* [Written exercise]: Copy out all of the data exactly as it appears.

** begin Data rows **

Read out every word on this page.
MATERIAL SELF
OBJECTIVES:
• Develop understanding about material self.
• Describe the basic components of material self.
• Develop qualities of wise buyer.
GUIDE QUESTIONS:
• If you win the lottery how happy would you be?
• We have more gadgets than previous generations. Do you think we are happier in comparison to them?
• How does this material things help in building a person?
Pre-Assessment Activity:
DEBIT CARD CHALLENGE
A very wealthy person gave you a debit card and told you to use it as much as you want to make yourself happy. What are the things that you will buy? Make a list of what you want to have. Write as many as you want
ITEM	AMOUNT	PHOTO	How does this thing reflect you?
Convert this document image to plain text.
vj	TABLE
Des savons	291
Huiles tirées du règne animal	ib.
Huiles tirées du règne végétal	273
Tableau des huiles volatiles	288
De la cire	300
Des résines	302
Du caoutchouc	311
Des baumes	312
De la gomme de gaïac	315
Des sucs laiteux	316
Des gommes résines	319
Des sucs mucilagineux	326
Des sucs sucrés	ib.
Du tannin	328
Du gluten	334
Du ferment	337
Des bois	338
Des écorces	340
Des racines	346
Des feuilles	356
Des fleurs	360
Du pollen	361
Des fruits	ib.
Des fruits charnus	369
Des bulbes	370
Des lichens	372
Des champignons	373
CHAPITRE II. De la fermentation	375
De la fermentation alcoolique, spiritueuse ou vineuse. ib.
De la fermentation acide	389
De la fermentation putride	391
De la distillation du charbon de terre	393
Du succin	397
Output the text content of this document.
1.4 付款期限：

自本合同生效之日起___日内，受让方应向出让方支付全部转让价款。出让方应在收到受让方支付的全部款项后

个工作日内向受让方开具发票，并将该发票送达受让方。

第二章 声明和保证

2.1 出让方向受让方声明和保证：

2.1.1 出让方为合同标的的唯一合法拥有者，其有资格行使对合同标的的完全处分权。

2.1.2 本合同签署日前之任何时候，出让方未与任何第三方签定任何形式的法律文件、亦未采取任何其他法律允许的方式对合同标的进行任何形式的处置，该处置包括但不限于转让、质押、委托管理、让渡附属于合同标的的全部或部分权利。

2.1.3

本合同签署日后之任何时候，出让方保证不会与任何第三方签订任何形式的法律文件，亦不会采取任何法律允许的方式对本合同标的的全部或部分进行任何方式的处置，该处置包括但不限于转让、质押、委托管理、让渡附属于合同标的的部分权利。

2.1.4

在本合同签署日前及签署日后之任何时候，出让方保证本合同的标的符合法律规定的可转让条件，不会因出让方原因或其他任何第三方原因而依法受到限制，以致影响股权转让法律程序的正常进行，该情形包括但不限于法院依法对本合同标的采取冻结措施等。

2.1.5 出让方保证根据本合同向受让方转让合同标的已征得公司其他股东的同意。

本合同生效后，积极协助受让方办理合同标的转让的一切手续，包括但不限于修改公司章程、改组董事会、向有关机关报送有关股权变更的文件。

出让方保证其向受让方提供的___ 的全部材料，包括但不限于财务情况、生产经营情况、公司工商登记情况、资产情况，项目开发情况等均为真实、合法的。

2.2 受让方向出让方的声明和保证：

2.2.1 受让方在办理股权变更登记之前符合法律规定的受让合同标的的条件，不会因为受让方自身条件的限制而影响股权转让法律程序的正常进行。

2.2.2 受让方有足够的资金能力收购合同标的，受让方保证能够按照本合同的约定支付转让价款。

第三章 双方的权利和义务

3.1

** end Data rows **

* [Solution to this task]:
Read out every word on this page.
MATERIAL SELF
OBJECTIVES:
• Develop understanding about material self.
• Describe the basic components of material self.
• Develop qualities of wise buyer.
GUIDE QUESTIONS:
• If you win the lottery how happy would you be?
• We have more gadgets than previous generations. Do you think we are happier in comparison to them?
• How does this material things help in building a person?
Pre-Assessment Activity:
DEBIT CARD CHALLENGE
A very wealthy person gave you a debit card and told you to use it as much as you want to make yourself happy. What are the things that you will buy? Make a list of what you want to have. Write as many as you want
ITEM	AMOUNT	PHOTO	How does this thing reflect you?
Convert this document image to plain text.
vj	TABLE
Des savons	291
Huiles tirées du règne animal	ib.
Huiles tirées du règne végétal	273
Tableau des huiles volatiles	288
De la cire	300
Des résines	302
Du caoutchouc	311
Des baumes	312
De la gomme de gaïac	315
Des sucs laiteux	316
Des gommes résines	319
Des sucs mucilagineux	326
Des sucs sucrés	ib.
Du tannin	328
Du gluten	334
Du ferment	337
Des bois	338
Des écorces	340
Des racines	346
Des feuilles	356
Des fleurs	360
Du pollen	361
Des fruits	ib.
Des fruits charnus	369
Des bulbes	370
Des lichens	372
Des champignons	373
CHAPITRE II. De la fermentation	375
De la fermentation alcoolique, spiritueuse ou vineuse. ib.
De la fermentation acide	389
De la fermentation putride	391
De la distillation du charbon de terre	393
Du succin	397
Output the text content of this document.
1.4 付款期限：

自本合同生效之日起___日内，受让方应向出让方支付全部转让价款。出让方应在收到受让方支付的全部款项后

个工作日内向受让方开具发票，并将该发票送达受让方。

第二章 声明和保证

2.1 出让方向受让方声明和保证：

2.1.1 出让方为合同标的的唯一合法拥有者，其有资格行使对合同标的的完全处分权。

2.1.2 本合同签署日前之任何时候，出让方未与任何第三方签定任何形式的法律文件、亦未采取任何其他法律允许的方式对合同标的进行任何形式的处置，该处置包括但不限于转让、质押、委托管理、让渡附属于合同标的的全部或部分权利。

2.1.3

本合同签署日后之任何时候，出让方保证不会与任何第三方签订任何形式的法律文件，亦不会采取任何法律允许的方式对本合同标的的全部或部分进行任何方式的处置，该处置包括但不限于转让、质押、委托管理、让渡附属于合同标的的部分权利。

2.1.4

在本合同签署日前及签署日后之任何时候，出让方保证本合同的标的符合法律规定的可转让条件，不会因出让方原因或其他任何第三方原因而依法受到限制，以致影响股权转让法律程序的正常进行，该情形包括但不限于法院依法对本合同标的采取冻结措施等。

2.1.5 出让方保证根据本合同向受让方转让合同标的已征得公司其他股东的同意。

本合同生效后，积极协助受让方办理合同标的转让的一切手续，包括但不限于修改公司章程、改组董事会、向有关机关报送有关股权变更的文件。

出让方保证其向受让方提供的___ 的全部材料，包括但不限于财务情况、生产经营情况、公司工商登记情况、资产情况，项目开发情况等均为真实、合法的。

2.2 受让方向出让方的声明和保证：

2.2.1 受让方在办理股权变更登记之前符合法律规定的受让合同标的的条件，不会因为受让方自身条件的限制而影响股权转让法律程序的正常进行。

2.2.2 受让方有足够的资金能力收购合同标的，受让方保证能够按照本合同的约定支付转让价款。

第三章 双方的权利和义务

3.1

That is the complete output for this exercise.